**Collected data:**

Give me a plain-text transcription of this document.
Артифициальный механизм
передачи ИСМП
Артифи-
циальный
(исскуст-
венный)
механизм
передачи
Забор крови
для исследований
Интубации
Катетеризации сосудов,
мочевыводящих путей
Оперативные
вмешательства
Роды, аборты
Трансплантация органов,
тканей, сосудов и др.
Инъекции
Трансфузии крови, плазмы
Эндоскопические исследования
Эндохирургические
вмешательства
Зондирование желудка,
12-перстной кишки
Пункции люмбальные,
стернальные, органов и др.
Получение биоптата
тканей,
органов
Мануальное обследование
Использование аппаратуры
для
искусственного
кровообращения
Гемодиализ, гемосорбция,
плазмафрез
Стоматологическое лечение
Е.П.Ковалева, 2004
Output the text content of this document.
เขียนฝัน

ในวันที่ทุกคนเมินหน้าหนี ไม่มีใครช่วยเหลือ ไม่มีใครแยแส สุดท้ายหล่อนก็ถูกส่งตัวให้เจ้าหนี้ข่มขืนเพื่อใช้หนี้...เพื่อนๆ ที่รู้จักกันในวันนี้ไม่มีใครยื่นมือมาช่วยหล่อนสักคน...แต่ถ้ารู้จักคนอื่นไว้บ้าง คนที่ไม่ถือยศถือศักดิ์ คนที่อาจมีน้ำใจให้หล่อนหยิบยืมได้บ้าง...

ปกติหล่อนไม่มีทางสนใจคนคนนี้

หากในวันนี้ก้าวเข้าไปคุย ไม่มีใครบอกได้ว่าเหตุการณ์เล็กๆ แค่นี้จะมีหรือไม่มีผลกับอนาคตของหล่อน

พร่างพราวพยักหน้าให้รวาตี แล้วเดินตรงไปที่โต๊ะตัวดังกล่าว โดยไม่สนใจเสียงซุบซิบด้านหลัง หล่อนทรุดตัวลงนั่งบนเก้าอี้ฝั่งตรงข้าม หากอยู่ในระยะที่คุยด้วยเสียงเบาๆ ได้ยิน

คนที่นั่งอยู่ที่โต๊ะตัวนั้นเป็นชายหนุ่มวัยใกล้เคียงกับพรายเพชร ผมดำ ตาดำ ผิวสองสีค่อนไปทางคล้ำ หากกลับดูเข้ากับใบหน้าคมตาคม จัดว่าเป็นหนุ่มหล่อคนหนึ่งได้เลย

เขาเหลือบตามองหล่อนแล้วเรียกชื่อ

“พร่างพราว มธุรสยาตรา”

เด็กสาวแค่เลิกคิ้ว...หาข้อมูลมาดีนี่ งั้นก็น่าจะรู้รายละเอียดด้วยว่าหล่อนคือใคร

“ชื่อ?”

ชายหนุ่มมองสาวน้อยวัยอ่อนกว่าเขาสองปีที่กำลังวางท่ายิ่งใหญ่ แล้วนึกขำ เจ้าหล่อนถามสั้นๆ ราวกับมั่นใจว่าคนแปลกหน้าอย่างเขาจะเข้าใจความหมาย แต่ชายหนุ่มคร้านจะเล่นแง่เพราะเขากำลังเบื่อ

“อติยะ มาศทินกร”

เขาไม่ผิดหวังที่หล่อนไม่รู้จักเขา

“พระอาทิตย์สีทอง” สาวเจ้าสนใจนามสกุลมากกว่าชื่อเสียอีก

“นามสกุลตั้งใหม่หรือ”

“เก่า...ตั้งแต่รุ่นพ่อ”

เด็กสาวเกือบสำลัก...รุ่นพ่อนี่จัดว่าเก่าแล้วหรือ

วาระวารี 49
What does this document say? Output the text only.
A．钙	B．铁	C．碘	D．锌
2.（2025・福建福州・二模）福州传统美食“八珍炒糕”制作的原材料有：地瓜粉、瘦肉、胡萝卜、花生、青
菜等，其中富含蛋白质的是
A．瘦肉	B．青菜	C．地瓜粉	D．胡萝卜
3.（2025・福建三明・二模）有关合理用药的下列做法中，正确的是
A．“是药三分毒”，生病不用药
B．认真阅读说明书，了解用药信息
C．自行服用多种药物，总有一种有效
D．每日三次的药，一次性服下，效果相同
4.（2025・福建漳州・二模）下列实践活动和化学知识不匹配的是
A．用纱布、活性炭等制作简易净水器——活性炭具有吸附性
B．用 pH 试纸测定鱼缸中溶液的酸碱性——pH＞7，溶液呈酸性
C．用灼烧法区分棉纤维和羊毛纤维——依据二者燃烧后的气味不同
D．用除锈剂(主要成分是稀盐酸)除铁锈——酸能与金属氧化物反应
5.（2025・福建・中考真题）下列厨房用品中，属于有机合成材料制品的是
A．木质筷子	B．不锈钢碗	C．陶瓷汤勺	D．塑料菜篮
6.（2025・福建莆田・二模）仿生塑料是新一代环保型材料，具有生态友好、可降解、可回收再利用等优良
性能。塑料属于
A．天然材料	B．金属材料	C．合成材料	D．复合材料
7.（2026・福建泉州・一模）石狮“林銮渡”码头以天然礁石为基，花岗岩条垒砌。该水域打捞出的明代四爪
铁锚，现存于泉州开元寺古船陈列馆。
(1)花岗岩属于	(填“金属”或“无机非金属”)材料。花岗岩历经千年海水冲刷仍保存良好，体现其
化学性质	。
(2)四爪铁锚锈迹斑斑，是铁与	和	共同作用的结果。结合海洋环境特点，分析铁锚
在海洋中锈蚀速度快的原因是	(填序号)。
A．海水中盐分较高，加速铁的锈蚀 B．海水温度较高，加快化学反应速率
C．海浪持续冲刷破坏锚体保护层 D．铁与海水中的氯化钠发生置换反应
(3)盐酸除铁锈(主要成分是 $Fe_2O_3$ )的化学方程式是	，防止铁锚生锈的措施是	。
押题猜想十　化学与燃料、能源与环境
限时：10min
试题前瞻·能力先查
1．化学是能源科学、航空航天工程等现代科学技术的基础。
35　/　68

**Task goal:**
The answer is the number of lines in the preceding material that hold "Output"; write that number and nothing else.

**Correct response:**
2